Aim.
Return the listing below word for word.

Records provided.
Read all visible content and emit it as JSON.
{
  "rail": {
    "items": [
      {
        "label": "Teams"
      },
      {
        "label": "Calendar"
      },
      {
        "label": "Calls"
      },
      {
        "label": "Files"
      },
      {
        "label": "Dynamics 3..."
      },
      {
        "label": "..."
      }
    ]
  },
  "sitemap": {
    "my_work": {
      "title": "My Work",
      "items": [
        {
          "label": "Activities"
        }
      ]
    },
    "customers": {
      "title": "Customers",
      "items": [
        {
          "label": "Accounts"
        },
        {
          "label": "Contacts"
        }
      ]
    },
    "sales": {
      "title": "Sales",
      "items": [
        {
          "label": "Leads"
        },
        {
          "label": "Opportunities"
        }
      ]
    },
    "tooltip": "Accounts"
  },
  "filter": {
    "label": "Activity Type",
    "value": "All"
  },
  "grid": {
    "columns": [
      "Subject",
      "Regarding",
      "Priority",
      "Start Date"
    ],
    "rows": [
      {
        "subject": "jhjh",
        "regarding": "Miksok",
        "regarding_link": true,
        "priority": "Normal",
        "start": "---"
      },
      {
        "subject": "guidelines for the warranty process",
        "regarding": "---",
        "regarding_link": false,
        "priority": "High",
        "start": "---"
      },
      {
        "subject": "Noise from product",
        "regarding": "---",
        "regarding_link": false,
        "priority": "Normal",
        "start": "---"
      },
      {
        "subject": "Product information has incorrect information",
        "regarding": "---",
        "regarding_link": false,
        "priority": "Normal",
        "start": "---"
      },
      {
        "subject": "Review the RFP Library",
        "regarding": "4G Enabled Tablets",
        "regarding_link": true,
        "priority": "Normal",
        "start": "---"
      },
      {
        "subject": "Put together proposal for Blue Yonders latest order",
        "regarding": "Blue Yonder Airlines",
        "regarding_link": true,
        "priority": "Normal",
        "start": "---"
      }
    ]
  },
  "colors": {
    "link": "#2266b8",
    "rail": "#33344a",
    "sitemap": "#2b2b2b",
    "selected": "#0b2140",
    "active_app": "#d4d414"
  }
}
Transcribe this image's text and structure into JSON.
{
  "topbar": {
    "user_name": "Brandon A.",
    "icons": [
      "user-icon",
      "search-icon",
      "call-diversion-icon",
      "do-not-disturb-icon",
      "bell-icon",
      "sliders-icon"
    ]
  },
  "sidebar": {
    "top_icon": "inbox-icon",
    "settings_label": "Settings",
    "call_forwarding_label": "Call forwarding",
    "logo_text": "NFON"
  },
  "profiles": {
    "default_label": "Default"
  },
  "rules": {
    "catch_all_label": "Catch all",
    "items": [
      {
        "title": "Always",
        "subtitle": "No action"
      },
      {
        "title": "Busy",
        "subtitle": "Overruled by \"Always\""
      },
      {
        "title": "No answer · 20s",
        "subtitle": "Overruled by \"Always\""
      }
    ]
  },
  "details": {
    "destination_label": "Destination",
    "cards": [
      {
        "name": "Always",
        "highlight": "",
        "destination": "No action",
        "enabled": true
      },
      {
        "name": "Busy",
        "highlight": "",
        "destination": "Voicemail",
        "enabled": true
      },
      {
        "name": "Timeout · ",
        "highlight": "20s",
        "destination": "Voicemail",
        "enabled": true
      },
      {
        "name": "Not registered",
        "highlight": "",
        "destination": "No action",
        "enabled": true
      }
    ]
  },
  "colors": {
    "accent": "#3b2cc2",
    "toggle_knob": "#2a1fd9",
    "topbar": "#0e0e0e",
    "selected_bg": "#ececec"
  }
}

Finished answer.
Read all visible content and emit it as JSON.
{
  "rail": {
    "items": [
      {
        "label": "Teams"
      },
      {
        "label": "Calendar"
      },
      {
        "label": "Calls"
      },
      {
        "label": "Files"
      },
      {
        "label": "Dynamics 3..."
      },
      {
        "label": "..."
      }
    ]
  },
  "sitemap": {
    "my_work": {
      "title": "My Work",
      "items": [
        {
          "label": "Activities"
        }
      ]
    },
    "customers": {
      "title": "Customers",
      "items": [
        {
          "label": "Accounts"
        },
        {
          "label": "Contacts"
        }
      ]
    },
    "sales": {
      "title": "Sales",
      "items": [
        {
          "label": "Leads"
        },
        {
          "label": "Opportunities"
        }
      ]
    },
    "tooltip": "Accounts"
  },
  "filter": {
    "label": "Activity Type",
    "value": "All"
  },
  "grid": {
    "columns": [
      "Subject",
      "Regarding",
      "Priority",
      "Start Date"
    ],
    "rows": [
      {
        "subject": "jhjh",
        "regarding": "Miksok",
        "regarding_link": true,
        "priority": "Normal",
        "start": "---"
      },
      {
        "subject": "guidelines for the warranty process",
        "regarding": "---",
        "regarding_link": false,
        "priority": "High",
        "start": "---"
      },
      {
        "subject": "Noise from product",
        "regarding": "---",
        "regarding_link": false,
        "priority": "Normal",
        "start": "---"
      },
      {
        "subject": "Product information has incorrect information",
        "regarding": "---",
        "regarding_link": false,
        "priority": "Normal",
        "start": "---"
      },
      {
        "subject": "Review the RFP Library",
        "regarding": "4G Enabled Tablets",
        "regarding_link": true,
        "priority": "Normal",
        "start": "---"
      },
      {
        "subject": "Put together proposal for Blue Yonders latest order",
        "regarding": "Blue Yonder Airlines",
        "regarding_link": true,
        "priority": "Normal",
        "start": "---"
      }
    ]
  },
  "colors": {
    "link": "#2266b8",
    "rail": "#33344a",
    "sitemap": "#2b2b2b",
    "selected": "#0b2140",
    "active_app": "#d4d414"
  }
}
Transcribe this image's text and structure into JSON.
{
  "topbar": {
    "user_name": "Brandon A.",
    "icons": [
      "user-icon",
      "search-icon",
      "call-diversion-icon",
      "do-not-disturb-icon",
      "bell-icon",
      "sliders-icon"
    ]
  },
  "sidebar": {
    "top_icon": "inbox-icon",
    "settings_label": "Settings",
    "call_forwarding_label": "Call forwarding",
    "logo_text": "NFON"
  },
  "profiles": {
    "default_label": "Default"
  },
  "rules": {
    "catch_all_label": "Catch all",
    "items": [
      {
        "title": "Always",
        "subtitle": "No action"
      },
      {
        "title": "Busy",
        "subtitle": "Overruled by \"Always\""
      },
      {
        "title": "No answer · 20s",
        "subtitle": "Overruled by \"Always\""
      }
    ]
  },
  "details": {
    "destination_label": "Destination",
    "cards": [
      {
        "name": "Always",
        "highlight": "",
        "destination": "No action",
        "enabled": true
      },
      {
        "name": "Busy",
        "highlight": "",
        "destination": "Voicemail",
        "enabled": true
      },
      {
        "name": "Timeout · ",
        "highlight": "20s",
        "destination": "Voicemail",
        "enabled": true
      },
      {
        "name": "Not registered",
        "highlight": "",
        "destination": "No action",
        "enabled": true
      }
    ]
  },
  "colors": {
    "accent": "#3b2cc2",
    "toggle_knob": "#2a1fd9",
    "topbar": "#0e0e0e",
    "selected_bg": "#ececec"
  }
}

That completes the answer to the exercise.